>> BEGIN Records to process
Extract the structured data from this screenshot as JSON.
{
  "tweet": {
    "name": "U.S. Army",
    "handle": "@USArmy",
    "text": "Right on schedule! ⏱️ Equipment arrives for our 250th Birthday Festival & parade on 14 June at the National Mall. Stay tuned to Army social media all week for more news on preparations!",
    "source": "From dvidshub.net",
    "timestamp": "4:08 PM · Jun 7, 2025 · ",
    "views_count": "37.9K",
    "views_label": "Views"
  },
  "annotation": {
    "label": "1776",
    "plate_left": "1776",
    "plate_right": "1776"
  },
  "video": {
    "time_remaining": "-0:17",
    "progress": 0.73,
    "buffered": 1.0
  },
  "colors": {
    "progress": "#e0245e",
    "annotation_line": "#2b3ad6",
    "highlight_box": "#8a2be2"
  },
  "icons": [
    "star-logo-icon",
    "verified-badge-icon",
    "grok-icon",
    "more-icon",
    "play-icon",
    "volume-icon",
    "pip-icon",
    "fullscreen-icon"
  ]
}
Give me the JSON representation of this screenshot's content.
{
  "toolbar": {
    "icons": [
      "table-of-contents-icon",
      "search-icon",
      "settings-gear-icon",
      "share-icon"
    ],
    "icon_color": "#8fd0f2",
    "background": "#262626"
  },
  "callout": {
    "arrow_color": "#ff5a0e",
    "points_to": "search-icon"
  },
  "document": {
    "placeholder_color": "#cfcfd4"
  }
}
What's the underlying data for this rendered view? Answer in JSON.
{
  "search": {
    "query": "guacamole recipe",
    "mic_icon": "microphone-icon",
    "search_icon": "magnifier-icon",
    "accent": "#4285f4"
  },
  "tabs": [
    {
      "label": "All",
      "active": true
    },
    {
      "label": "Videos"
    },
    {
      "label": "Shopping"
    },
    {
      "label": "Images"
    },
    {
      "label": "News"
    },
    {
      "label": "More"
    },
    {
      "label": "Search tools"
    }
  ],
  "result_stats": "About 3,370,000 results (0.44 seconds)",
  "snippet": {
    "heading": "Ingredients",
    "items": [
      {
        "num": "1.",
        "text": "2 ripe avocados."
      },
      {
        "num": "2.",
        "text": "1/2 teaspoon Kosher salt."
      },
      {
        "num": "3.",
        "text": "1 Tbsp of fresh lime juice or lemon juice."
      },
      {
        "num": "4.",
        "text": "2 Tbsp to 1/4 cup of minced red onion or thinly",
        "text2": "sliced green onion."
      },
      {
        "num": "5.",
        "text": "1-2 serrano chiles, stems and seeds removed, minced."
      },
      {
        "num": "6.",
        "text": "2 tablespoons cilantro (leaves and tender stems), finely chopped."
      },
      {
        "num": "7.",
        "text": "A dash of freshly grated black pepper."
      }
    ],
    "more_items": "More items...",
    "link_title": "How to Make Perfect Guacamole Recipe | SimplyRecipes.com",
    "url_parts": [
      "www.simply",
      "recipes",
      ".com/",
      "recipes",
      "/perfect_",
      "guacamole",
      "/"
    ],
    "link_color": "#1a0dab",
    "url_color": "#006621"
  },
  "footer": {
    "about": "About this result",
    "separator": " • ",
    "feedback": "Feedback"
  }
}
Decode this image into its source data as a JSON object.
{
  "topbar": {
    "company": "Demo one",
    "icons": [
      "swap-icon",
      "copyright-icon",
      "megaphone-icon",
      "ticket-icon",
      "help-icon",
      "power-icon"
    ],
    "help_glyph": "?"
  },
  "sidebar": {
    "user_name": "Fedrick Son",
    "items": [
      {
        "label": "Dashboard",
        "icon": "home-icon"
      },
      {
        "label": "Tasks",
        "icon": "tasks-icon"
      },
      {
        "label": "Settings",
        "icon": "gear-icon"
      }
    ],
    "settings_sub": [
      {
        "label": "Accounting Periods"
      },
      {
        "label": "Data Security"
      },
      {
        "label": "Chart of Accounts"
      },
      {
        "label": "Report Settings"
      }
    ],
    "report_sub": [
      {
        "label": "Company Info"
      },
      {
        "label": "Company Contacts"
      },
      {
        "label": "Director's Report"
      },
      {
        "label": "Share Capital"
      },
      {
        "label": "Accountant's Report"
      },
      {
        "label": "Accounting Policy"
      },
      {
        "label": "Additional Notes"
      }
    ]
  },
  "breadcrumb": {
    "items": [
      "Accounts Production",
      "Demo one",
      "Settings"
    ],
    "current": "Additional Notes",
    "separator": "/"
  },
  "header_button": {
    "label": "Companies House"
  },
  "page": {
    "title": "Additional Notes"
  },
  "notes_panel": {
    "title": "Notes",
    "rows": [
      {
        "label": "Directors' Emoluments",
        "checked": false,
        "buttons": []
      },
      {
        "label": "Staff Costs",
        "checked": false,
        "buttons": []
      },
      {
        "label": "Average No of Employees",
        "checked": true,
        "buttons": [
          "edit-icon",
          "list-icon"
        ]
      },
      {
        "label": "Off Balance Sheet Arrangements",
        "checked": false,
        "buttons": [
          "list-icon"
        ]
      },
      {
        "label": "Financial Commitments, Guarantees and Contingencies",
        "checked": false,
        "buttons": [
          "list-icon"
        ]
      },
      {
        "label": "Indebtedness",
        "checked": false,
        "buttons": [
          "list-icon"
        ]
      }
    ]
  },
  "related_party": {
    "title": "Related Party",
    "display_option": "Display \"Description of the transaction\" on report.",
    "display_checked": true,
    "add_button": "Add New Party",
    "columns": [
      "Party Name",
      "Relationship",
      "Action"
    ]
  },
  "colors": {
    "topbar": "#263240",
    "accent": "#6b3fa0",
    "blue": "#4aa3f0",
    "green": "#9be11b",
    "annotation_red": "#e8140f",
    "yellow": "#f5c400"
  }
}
>> END Records to process
What the exercise asks:
Exactly as written above, please repeat the entries.

Response to this task:
Extract the structured data from this screenshot as JSON.
{
  "tweet": {
    "name": "U.S. Army",
    "handle": "@USArmy",
    "text": "Right on schedule! ⏱️ Equipment arrives for our 250th Birthday Festival & parade on 14 June at the National Mall. Stay tuned to Army social media all week for more news on preparations!",
    "source": "From dvidshub.net",
    "timestamp": "4:08 PM · Jun 7, 2025 · ",
    "views_count": "37.9K",
    "views_label": "Views"
  },
  "annotation": {
    "label": "1776",
    "plate_left": "1776",
    "plate_right": "1776"
  },
  "video": {
    "time_remaining": "-0:17",
    "progress": 0.73,
    "buffered": 1.0
  },
  "colors": {
    "progress": "#e0245e",
    "annotation_line": "#2b3ad6",
    "highlight_box": "#8a2be2"
  },
  "icons": [
    "star-logo-icon",
    "verified-badge-icon",
    "grok-icon",
    "more-icon",
    "play-icon",
    "volume-icon",
    "pip-icon",
    "fullscreen-icon"
  ]
}
Give me the JSON representation of this screenshot's content.
{
  "toolbar": {
    "icons": [
      "table-of-contents-icon",
      "search-icon",
      "settings-gear-icon",
      "share-icon"
    ],
    "icon_color": "#8fd0f2",
    "background": "#262626"
  },
  "callout": {
    "arrow_color": "#ff5a0e",
    "points_to": "search-icon"
  },
  "document": {
    "placeholder_color": "#cfcfd4"
  }
}
What's the underlying data for this rendered view? Answer in JSON.
{
  "search": {
    "query": "guacamole recipe",
    "mic_icon": "microphone-icon",
    "search_icon": "magnifier-icon",
    "accent": "#4285f4"
  },
  "tabs": [
    {
      "label": "All",
      "active": true
    },
    {
      "label": "Videos"
    },
    {
      "label": "Shopping"
    },
    {
      "label": "Images"
    },
    {
      "label": "News"
    },
    {
      "label": "More"
    },
    {
      "label": "Search tools"
    }
  ],
  "result_stats": "About 3,370,000 results (0.44 seconds)",
  "snippet": {
    "heading": "Ingredients",
    "items": [
      {
        "num": "1.",
        "text": "2 ripe avocados."
      },
      {
        "num": "2.",
        "text": "1/2 teaspoon Kosher salt."
      },
      {
        "num": "3.",
        "text": "1 Tbsp of fresh lime juice or lemon juice."
      },
      {
        "num": "4.",
        "text": "2 Tbsp to 1/4 cup of minced red onion or thinly",
        "text2": "sliced green onion."
      },
      {
        "num": "5.",
        "text": "1-2 serrano chiles, stems and seeds removed, minced."
      },
      {
        "num": "6.",
        "text": "2 tablespoons cilantro (leaves and tender stems), finely chopped."
      },
      {
        "num": "7.",
        "text": "A dash of freshly grated black pepper."
      }
    ],
    "more_items": "More items...",
    "link_title": "How to Make Perfect Guacamole Recipe | SimplyRecipes.com",
    "url_parts": [
      "www.simply",
      "recipes",
      ".com/",
      "recipes",
      "/perfect_",
      "guacamole",
      "/"
    ],
    "link_color": "#1a0dab",
    "url_color": "#006621"
  },
  "footer": {
    "about": "About this result",
    "separator": " • ",
    "feedback": "Feedback"
  }
}
Decode this image into its source data as a JSON object.
{
  "topbar": {
    "company": "Demo one",
    "icons": [
      "swap-icon",
      "copyright-icon",
      "megaphone-icon",
      "ticket-icon",
      "help-icon",
      "power-icon"
    ],
    "help_glyph": "?"
  },
  "sidebar": {
    "user_name": "Fedrick Son",
    "items": [
      {
        "label": "Dashboard",
        "icon": "home-icon"
      },
      {
        "label": "Tasks",
        "icon": "tasks-icon"
      },
      {
        "label": "Settings",
        "icon": "gear-icon"
      }
    ],
    "settings_sub": [
      {
        "label": "Accounting Periods"
      },
      {
        "label": "Data Security"
      },
      {
        "label": "Chart of Accounts"
      },
      {
        "label": "Report Settings"
      }
    ],
    "report_sub": [
      {
        "label": "Company Info"
      },
      {
        "label": "Company Contacts"
      },
      {
        "label": "Director's Report"
      },
      {
        "label": "Share Capital"
      },
      {
        "label": "Accountant's Report"
      },
      {
        "label": "Accounting Policy"
      },
      {
        "label": "Additional Notes"
      }
    ]
  },
  "breadcrumb": {
    "items": [
      "Accounts Production",
      "Demo one",
      "Settings"
    ],
    "current": "Additional Notes",
    "separator": "/"
  },
  "header_button": {
    "label": "Companies House"
  },
  "page": {
    "title": "Additional Notes"
  },
  "notes_panel": {
    "title": "Notes",
    "rows": [
      {
        "label": "Directors' Emoluments",
        "checked": false,
        "buttons": []
      },
      {
        "label": "Staff Costs",
        "checked": false,
        "buttons": []
      },
      {
        "label": "Average No of Employees",
        "checked": true,
        "buttons": [
          "edit-icon",
          "list-icon"
        ]
      },
      {
        "label": "Off Balance Sheet Arrangements",
        "checked": false,
        "buttons": [
          "list-icon"
        ]
      },
      {
        "label": "Financial Commitments, Guarantees and Contingencies",
        "checked": false,
        "buttons": [
          "list-icon"
        ]
      },
      {
        "label": "Indebtedness",
        "checked": false,
        "buttons": [
          "list-icon"
        ]
      }
    ]
  },
  "related_party": {
    "title": "Related Party",
    "display_option": "Display \"Description of the transaction\" on report.",
    "display_checked": true,
    "add_button": "Add New Party",
    "columns": [
      "Party Name",
      "Relationship",
      "Action"
    ]
  },
  "colors": {
    "topbar": "#263240",
    "accent": "#6b3fa0",
    "blue": "#4aa3f0",
    "green": "#9be11b",
    "annotation_red": "#e8140f",
    "yellow": "#f5c400"
  }
}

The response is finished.